#### TASK INPUTS
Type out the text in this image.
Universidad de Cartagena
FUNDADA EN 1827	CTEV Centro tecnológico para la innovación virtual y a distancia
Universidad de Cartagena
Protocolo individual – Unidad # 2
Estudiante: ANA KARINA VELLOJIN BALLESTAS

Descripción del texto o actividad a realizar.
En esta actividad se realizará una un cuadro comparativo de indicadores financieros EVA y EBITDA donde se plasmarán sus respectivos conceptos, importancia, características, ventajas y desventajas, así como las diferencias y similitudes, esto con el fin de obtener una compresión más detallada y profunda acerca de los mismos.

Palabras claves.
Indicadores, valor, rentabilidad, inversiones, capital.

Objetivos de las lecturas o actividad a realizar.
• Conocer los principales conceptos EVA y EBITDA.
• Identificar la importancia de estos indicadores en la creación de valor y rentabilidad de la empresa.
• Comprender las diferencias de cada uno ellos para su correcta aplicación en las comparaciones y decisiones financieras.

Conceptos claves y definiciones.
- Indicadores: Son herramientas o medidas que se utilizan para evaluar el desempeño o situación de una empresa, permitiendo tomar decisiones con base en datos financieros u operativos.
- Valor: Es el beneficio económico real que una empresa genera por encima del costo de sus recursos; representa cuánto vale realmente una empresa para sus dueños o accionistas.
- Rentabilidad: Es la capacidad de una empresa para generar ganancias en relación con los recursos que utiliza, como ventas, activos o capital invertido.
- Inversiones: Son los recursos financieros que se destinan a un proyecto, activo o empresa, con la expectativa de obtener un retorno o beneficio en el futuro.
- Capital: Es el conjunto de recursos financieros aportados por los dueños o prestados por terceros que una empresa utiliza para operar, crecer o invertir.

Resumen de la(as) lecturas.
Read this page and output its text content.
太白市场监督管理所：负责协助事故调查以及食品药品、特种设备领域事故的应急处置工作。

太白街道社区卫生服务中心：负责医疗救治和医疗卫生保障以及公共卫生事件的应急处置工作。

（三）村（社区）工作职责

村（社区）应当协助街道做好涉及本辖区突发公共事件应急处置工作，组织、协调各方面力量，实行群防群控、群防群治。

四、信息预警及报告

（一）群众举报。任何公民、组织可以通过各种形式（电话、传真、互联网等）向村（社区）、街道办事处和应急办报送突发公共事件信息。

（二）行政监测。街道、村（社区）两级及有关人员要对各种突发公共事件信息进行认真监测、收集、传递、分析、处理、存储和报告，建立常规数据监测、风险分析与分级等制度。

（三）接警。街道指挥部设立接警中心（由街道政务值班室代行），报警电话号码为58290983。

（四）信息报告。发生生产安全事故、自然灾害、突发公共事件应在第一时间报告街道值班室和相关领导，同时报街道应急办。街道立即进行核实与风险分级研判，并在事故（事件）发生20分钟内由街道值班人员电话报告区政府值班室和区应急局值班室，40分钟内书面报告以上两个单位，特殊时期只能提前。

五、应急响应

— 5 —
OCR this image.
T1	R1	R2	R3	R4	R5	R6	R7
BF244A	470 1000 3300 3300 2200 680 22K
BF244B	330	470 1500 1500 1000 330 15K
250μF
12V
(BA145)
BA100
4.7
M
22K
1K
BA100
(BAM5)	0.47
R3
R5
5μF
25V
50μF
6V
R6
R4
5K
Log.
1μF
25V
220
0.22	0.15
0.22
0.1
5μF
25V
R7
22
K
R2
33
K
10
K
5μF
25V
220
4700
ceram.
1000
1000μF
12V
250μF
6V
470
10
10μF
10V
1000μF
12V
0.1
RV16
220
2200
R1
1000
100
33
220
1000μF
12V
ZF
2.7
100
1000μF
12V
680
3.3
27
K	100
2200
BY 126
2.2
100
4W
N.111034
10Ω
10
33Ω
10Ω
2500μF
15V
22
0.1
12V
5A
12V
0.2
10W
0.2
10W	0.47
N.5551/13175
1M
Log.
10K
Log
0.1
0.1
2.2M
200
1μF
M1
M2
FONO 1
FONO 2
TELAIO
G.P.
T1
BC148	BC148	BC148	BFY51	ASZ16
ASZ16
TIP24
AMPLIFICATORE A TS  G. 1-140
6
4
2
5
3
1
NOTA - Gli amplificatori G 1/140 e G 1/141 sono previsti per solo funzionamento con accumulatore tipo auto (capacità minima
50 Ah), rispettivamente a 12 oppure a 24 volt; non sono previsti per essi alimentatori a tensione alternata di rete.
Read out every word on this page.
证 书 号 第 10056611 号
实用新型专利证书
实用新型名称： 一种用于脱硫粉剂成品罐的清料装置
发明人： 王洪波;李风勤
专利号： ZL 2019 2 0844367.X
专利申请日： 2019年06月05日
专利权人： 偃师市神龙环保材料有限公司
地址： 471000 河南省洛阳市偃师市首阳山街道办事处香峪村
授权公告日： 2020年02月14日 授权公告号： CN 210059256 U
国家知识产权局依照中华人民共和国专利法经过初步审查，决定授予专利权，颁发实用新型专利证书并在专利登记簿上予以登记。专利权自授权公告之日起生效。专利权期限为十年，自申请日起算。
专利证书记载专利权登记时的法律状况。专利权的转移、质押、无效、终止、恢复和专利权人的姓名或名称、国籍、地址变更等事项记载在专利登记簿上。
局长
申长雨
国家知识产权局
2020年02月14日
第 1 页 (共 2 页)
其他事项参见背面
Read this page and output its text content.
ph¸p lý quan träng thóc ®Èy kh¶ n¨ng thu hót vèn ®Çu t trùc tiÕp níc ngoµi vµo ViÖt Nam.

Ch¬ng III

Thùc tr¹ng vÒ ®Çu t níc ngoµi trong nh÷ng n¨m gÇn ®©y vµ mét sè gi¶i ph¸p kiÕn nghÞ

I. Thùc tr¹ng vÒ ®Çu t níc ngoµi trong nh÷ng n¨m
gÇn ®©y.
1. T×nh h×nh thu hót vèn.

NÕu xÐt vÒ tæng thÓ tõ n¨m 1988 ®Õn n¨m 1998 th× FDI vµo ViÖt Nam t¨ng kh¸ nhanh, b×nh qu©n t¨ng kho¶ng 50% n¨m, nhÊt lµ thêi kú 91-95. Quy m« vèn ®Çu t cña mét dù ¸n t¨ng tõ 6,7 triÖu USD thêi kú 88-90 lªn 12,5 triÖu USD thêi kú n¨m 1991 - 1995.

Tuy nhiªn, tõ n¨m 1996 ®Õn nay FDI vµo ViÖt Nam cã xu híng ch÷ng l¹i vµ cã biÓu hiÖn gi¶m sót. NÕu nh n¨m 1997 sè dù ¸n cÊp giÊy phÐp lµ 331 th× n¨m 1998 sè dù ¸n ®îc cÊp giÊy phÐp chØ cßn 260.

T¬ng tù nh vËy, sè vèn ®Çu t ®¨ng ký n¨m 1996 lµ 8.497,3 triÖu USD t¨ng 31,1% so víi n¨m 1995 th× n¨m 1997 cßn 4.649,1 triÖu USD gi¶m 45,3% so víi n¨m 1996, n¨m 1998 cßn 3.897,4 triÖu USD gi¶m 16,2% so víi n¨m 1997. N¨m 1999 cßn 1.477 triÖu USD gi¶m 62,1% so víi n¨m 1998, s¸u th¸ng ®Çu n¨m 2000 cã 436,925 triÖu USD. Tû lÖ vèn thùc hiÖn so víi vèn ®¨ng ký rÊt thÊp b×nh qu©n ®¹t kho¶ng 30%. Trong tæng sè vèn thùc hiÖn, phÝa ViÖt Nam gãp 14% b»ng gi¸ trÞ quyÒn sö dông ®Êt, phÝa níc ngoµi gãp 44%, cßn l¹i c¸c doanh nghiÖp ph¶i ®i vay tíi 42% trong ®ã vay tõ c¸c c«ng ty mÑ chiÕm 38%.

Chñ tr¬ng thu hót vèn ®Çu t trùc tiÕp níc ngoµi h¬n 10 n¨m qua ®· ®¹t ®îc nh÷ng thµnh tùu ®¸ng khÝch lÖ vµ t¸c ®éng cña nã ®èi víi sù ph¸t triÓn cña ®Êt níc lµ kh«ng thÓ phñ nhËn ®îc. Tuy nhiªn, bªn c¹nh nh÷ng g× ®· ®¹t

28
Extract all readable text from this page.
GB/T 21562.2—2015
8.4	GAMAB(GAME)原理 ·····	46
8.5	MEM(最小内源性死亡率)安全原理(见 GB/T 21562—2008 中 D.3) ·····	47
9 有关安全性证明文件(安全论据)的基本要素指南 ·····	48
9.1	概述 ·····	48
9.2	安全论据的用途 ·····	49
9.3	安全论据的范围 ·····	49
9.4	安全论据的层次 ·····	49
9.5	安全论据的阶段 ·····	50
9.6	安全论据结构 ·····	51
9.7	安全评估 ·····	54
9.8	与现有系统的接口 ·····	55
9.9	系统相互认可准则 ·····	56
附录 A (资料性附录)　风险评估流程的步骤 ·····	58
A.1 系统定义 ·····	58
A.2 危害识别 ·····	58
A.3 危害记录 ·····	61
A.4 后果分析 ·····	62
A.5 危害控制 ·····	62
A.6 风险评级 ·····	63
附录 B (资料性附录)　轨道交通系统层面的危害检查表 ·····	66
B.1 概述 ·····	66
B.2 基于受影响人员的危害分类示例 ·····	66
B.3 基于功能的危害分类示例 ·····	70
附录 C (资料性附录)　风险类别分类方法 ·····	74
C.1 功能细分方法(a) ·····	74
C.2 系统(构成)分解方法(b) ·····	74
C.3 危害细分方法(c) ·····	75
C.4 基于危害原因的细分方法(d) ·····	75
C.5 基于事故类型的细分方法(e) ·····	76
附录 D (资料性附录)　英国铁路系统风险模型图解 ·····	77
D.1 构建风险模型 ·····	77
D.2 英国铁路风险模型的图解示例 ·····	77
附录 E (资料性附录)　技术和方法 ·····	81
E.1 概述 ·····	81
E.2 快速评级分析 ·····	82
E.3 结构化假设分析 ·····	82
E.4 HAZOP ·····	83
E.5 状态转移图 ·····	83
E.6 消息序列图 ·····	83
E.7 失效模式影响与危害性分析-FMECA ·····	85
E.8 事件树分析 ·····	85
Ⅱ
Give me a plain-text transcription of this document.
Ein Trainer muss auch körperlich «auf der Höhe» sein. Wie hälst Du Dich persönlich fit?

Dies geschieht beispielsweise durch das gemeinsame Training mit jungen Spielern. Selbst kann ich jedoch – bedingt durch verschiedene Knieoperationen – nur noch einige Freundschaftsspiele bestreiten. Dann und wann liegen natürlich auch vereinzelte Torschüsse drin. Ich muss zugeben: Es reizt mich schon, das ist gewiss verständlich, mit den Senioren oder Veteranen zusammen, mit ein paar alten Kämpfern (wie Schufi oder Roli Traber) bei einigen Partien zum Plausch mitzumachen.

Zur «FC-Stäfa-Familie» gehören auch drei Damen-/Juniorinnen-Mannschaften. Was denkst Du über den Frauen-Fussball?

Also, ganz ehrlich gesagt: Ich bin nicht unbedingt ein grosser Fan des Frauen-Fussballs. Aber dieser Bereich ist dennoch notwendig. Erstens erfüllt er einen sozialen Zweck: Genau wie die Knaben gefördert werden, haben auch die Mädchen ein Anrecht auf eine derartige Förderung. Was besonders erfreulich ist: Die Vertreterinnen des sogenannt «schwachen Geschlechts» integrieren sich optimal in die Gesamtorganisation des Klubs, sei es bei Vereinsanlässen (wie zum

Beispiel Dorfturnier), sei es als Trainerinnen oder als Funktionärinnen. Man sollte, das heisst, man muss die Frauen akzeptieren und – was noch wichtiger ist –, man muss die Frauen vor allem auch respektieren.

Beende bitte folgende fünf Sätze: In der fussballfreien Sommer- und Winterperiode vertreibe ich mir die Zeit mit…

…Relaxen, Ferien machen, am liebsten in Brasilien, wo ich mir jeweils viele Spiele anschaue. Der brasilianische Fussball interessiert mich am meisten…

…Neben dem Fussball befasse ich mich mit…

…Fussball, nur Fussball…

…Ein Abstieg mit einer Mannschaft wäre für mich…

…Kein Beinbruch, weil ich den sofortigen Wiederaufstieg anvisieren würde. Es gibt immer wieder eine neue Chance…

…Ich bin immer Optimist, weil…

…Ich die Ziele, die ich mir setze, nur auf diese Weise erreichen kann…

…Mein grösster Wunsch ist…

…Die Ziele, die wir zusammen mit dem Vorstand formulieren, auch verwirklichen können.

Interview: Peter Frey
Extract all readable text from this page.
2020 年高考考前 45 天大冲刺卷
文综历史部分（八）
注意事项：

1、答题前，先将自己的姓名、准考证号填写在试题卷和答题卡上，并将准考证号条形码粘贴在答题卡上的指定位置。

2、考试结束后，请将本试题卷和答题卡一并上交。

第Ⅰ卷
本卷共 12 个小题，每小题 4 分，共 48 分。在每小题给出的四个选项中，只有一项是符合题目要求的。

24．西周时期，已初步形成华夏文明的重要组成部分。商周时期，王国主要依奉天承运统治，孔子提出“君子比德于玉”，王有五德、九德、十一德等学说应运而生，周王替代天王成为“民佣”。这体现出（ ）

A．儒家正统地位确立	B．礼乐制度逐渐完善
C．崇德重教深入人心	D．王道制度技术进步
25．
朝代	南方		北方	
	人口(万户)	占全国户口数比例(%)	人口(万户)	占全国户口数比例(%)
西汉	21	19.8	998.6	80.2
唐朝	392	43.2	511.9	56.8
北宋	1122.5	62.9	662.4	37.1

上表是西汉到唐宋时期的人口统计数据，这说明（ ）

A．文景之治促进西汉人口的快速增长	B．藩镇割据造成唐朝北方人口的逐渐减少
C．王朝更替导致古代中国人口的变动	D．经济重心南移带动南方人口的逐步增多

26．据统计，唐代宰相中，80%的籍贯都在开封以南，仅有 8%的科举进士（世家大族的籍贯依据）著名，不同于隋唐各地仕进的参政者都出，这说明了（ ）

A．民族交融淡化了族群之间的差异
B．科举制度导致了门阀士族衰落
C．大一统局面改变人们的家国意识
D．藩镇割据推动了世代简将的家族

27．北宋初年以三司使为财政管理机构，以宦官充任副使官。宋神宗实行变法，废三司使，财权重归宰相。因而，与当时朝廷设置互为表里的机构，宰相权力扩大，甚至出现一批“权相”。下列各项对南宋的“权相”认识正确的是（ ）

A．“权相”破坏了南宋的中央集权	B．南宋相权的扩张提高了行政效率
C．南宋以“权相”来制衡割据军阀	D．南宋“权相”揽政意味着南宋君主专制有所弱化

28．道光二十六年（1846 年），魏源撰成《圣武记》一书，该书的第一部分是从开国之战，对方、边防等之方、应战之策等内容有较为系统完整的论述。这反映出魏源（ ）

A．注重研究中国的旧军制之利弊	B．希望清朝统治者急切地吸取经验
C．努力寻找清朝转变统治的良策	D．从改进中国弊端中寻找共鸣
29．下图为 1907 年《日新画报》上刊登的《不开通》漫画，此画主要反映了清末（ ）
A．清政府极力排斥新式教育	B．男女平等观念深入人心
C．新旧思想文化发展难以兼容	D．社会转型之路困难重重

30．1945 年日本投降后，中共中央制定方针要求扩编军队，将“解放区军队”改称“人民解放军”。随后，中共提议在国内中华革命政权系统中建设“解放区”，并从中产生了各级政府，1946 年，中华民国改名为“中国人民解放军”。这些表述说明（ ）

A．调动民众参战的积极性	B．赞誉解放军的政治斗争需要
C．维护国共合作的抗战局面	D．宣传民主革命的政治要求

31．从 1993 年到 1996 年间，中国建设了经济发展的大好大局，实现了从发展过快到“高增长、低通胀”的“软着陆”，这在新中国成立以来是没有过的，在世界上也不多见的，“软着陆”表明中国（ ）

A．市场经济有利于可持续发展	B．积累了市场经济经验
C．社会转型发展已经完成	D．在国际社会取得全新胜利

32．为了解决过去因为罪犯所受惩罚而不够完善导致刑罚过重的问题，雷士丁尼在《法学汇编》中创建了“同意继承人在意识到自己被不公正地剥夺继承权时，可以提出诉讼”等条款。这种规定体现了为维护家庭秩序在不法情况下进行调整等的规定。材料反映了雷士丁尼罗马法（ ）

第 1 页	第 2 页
########
-- WHAT THIS TASK INVOLVES --
From the data, pick out every line that includes "tiÕp".

-- FINISHED TASK --
ph¸p lý quan träng thóc ®Èy kh¶ n¨ng thu hót vèn ®Çu t trùc tiÕp níc ngoµi vµo ViÖt Nam.
Chñ tr¬ng thu hót vèn ®Çu t trùc tiÕp níc ngoµi h¬n 10 n¨m qua ®· ®¹t ®îc nh÷ng thµnh tùu ®¸ng khÝch lÖ vµ t¸c ®éng cña nã ®èi víi sù ph¸t triÓn cña ®Êt níc lµ kh«ng thÓ phñ nhËn ®îc. Tuy nhiªn, bªn c¹nh nh÷ng g× ®· ®¹t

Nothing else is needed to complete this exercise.